Records from a data source
- - - - -

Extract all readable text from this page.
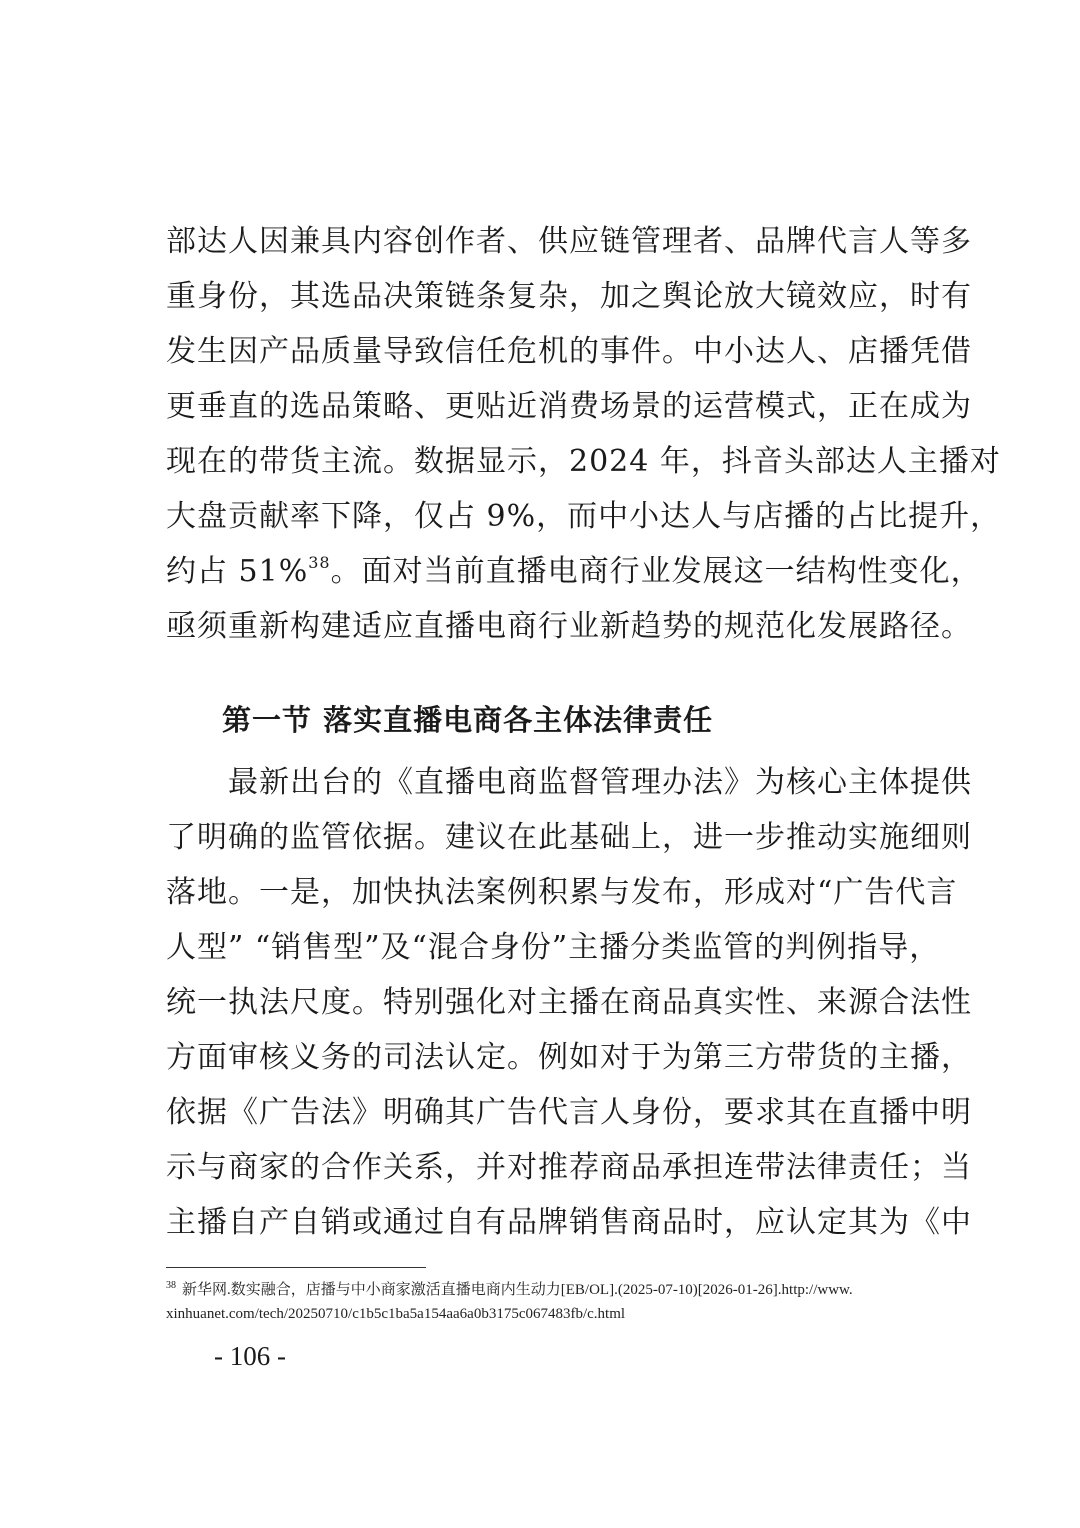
部达人因兼具内容创作者、供应链管理者、品牌代言人等多
重身份，其选品决策链条复杂，加之舆论放大镜效应，时有
发生因产品质量导致信任危机的事件。中小达人、店播凭借
更垂直的选品策略、更贴近消费场景的运营模式，正在成为
现在的带货主流。数据显示，2024 年，抖音头部达人主播对
大盘贡献率下降，仅占 9%，而中小达人与店播的占比提升，
约占 51%$^{38}$。面对当前直播电商行业发展这一结构性变化，
亟须重新构建适应直播电商行业新趋势的规范化发展路径。
第一节 落实直播电商各主体法律责任
　　最新出台的《直播电商监督管理办法》为核心主体提供
了明确的监管依据。建议在此基础上，进一步推动实施细则
落地。一是，加快执法案例积累与发布，形成对“广告代言
人型” “销售型”及“混合身份”主播分类监管的判例指导，
统一执法尺度。特别强化对主播在商品真实性、来源合法性
方面审核义务的司法认定。例如对于为第三方带货的主播，
依据《广告法》明确其广告代言人身份，要求其在直播中明
示与商家的合作关系，并对推荐商品承担连带法律责任；当
主播自产自销或通过自有品牌销售商品时，应认定其为《中
$^{38}$ 新华网.数实融合，店播与中小商家激活直播电商内生动力[EB/OL].(2025-07-10)[2026-01-26].http://www.
xinhuanet.com/tech/20250710/c1b5c1ba5a154aa6a0b3175c067483fb/c.html
- 106 -
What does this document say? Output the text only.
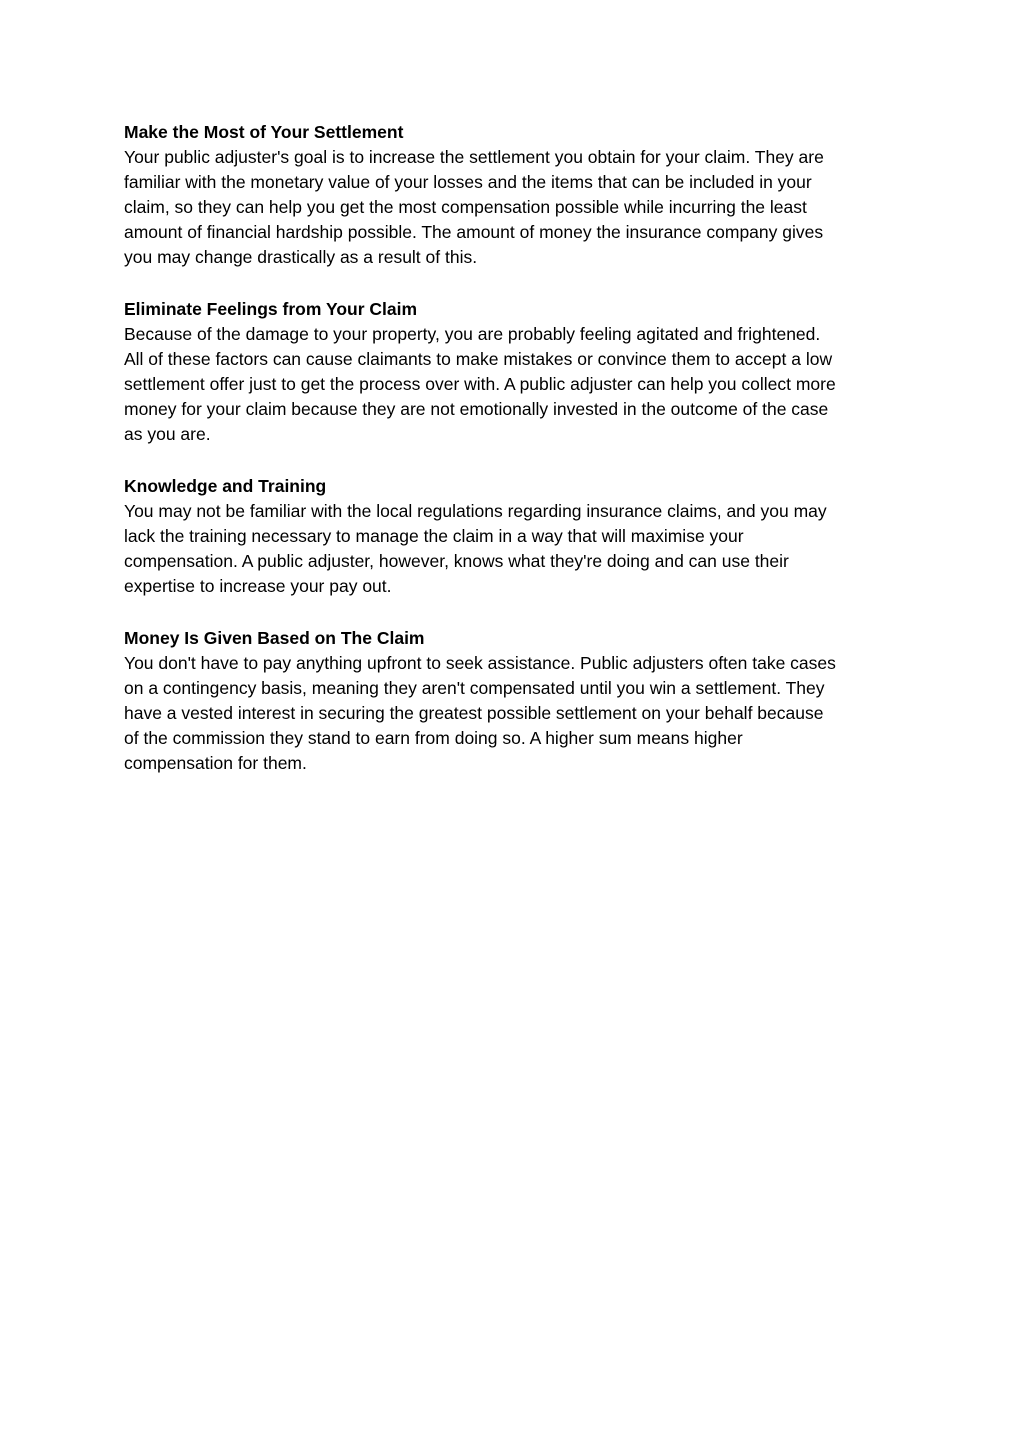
Make the Most of Your Settlement
Your public adjuster's goal is to increase the settlement you obtain for your claim. They are
familiar with the monetary value of your losses and the items that can be included in your
claim, so they can help you get the most compensation possible while incurring the least
amount of financial hardship possible. The amount of money the insurance company gives
you may change drastically as a result of this.
Eliminate Feelings from Your Claim
Because of the damage to your property, you are probably feeling agitated and frightened.
All of these factors can cause claimants to make mistakes or convince them to accept a low
settlement offer just to get the process over with. A public adjuster can help you collect more
money for your claim because they are not emotionally invested in the outcome of the case
as you are.
Knowledge and Training
You may not be familiar with the local regulations regarding insurance claims, and you may
lack the training necessary to manage the claim in a way that will maximise your
compensation. A public adjuster, however, knows what they're doing and can use their
expertise to increase your pay out.
Money Is Given Based on The Claim
You don't have to pay anything upfront to seek assistance. Public adjusters often take cases
on a contingency basis, meaning they aren't compensated until you win a settlement. They
have a vested interest in securing the greatest possible settlement on your behalf because
of the commission they stand to earn from doing so. A higher sum means higher
compensation for them.
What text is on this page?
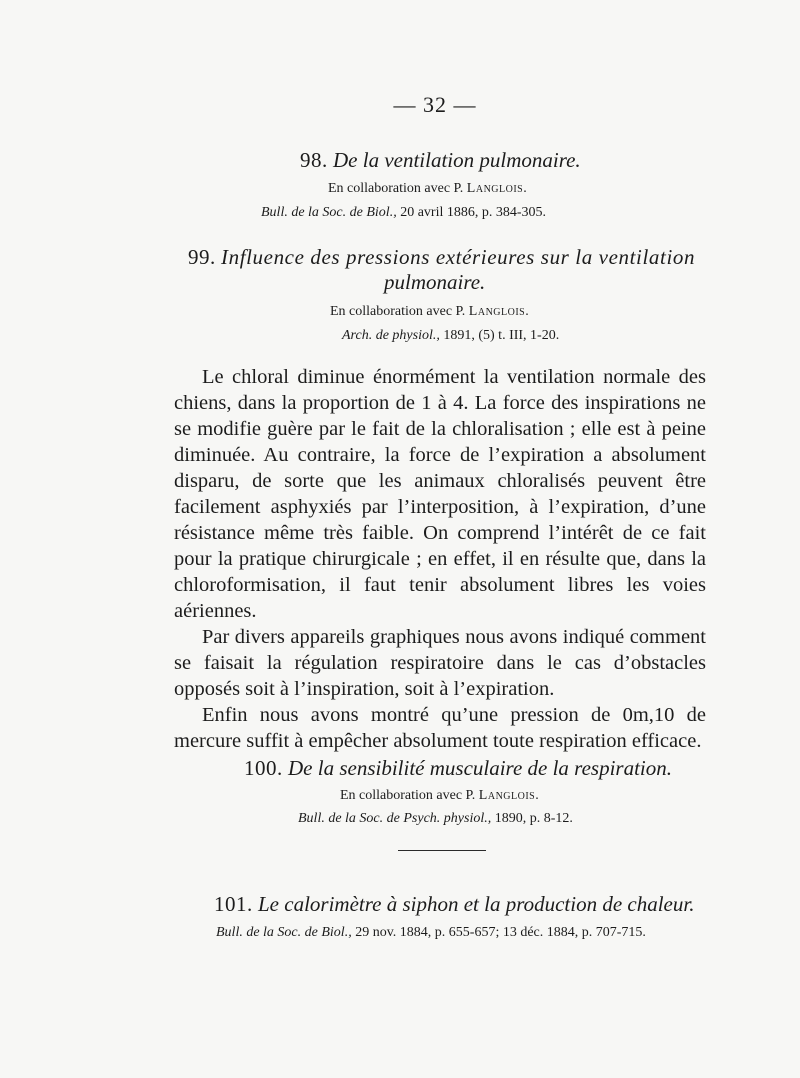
— 32 —
98. De la ventilation pulmonaire.
En collaboration avec P. Langlois.
Bull. de la Soc. de Biol., 20 avril 1886, p. 384-305.
99. Influence des pressions extérieures sur la ventilation
pulmonaire.
En collaboration avec P. Langlois.
Arch. de physiol., 1891, (5) t. III, 1-20.

Le chloral diminue énormément la ventilation normale des chiens, dans la proportion de 1 à 4. La force des inspirations ne se modifie guère par le fait de la chloralisation ; elle est à peine diminuée. Au contraire, la force de l’expiration a absolument disparu, de sorte que les animaux chloralisés peuvent être facilement asphyxiés par l’interposition, à l’expiration, d’une résistance même très faible. On comprend l’intérêt de ce fait pour la pratique chirurgicale ; en effet, il en résulte que, dans la chloroformisation, il faut tenir absolument libres les voies aériennes.

Par divers appareils graphiques nous avons indiqué comment se faisait la régulation respiratoire dans le cas d’obstacles opposés soit à l’inspiration, soit à l’expiration.

Enfin nous avons montré qu’une pression de 0m,10 de mercure suffit à empêcher absolument toute respiration efficace.

100. De la sensibilité musculaire de la respiration.
En collaboration avec P. Langlois.
Bull. de la Soc. de Psych. physiol., 1890, p. 8-12.
101. Le calorimètre à siphon et la production de chaleur.
Bull. de la Soc. de Biol., 29 nov. 1884, p. 655-657; 13 déc. 1884, p. 707-715.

- - - - -

■ To do ■
Write out every entry again word for word, without any of the pictures.

■ The response ■
Extract all readable text from this page.
部达人因兼具内容创作者、供应链管理者、品牌代言人等多
重身份，其选品决策链条复杂，加之舆论放大镜效应，时有
发生因产品质量导致信任危机的事件。中小达人、店播凭借
更垂直的选品策略、更贴近消费场景的运营模式，正在成为
现在的带货主流。数据显示，2024 年，抖音头部达人主播对
大盘贡献率下降，仅占 9%，而中小达人与店播的占比提升，
约占 51%$^{38}$。面对当前直播电商行业发展这一结构性变化，
亟须重新构建适应直播电商行业新趋势的规范化发展路径。
第一节 落实直播电商各主体法律责任
　　最新出台的《直播电商监督管理办法》为核心主体提供
了明确的监管依据。建议在此基础上，进一步推动实施细则
落地。一是，加快执法案例积累与发布，形成对“广告代言
人型” “销售型”及“混合身份”主播分类监管的判例指导，
统一执法尺度。特别强化对主播在商品真实性、来源合法性
方面审核义务的司法认定。例如对于为第三方带货的主播，
依据《广告法》明确其广告代言人身份，要求其在直播中明
示与商家的合作关系，并对推荐商品承担连带法律责任；当
主播自产自销或通过自有品牌销售商品时，应认定其为《中
$^{38}$ 新华网.数实融合，店播与中小商家激活直播电商内生动力[EB/OL].(2025-07-10)[2026-01-26].http://www.
xinhuanet.com/tech/20250710/c1b5c1ba5a154aa6a0b3175c067483fb/c.html
- 106 -
What does this document say? Output the text only.
Make the Most of Your Settlement
Your public adjuster's goal is to increase the settlement you obtain for your claim. They are
familiar with the monetary value of your losses and the items that can be included in your
claim, so they can help you get the most compensation possible while incurring the least
amount of financial hardship possible. The amount of money the insurance company gives
you may change drastically as a result of this.
Eliminate Feelings from Your Claim
Because of the damage to your property, you are probably feeling agitated and frightened.
All of these factors can cause claimants to make mistakes or convince them to accept a low
settlement offer just to get the process over with. A public adjuster can help you collect more
money for your claim because they are not emotionally invested in the outcome of the case
as you are.
Knowledge and Training
You may not be familiar with the local regulations regarding insurance claims, and you may
lack the training necessary to manage the claim in a way that will maximise your
compensation. A public adjuster, however, knows what they're doing and can use their
expertise to increase your pay out.
Money Is Given Based on The Claim
You don't have to pay anything upfront to seek assistance. Public adjusters often take cases
on a contingency basis, meaning they aren't compensated until you win a settlement. They
have a vested interest in securing the greatest possible settlement on your behalf because
of the commission they stand to earn from doing so. A higher sum means higher
compensation for them.
What text is on this page?
— 32 —
98. De la ventilation pulmonaire.
En collaboration avec P. Langlois.
Bull. de la Soc. de Biol., 20 avril 1886, p. 384-305.
99. Influence des pressions extérieures sur la ventilation
pulmonaire.
En collaboration avec P. Langlois.
Arch. de physiol., 1891, (5) t. III, 1-20.

Le chloral diminue énormément la ventilation normale des chiens, dans la proportion de 1 à 4. La force des inspirations ne se modifie guère par le fait de la chloralisation ; elle est à peine diminuée. Au contraire, la force de l’expiration a absolument disparu, de sorte que les animaux chloralisés peuvent être facilement asphyxiés par l’interposition, à l’expiration, d’une résistance même très faible. On comprend l’intérêt de ce fait pour la pratique chirurgicale ; en effet, il en résulte que, dans la chloroformisation, il faut tenir absolument libres les voies aériennes.

Par divers appareils graphiques nous avons indiqué comment se faisait la régulation respiratoire dans le cas d’obstacles opposés soit à l’inspiration, soit à l’expiration.

Enfin nous avons montré qu’une pression de 0m,10 de mercure suffit à empêcher absolument toute respiration efficace.

100. De la sensibilité musculaire de la respiration.
En collaboration avec P. Langlois.
Bull. de la Soc. de Psych. physiol., 1890, p. 8-12.
101. Le calorimètre à siphon et la production de chaleur.
Bull. de la Soc. de Biol., 29 nov. 1884, p. 655-657; 13 déc. 1884, p. 707-715.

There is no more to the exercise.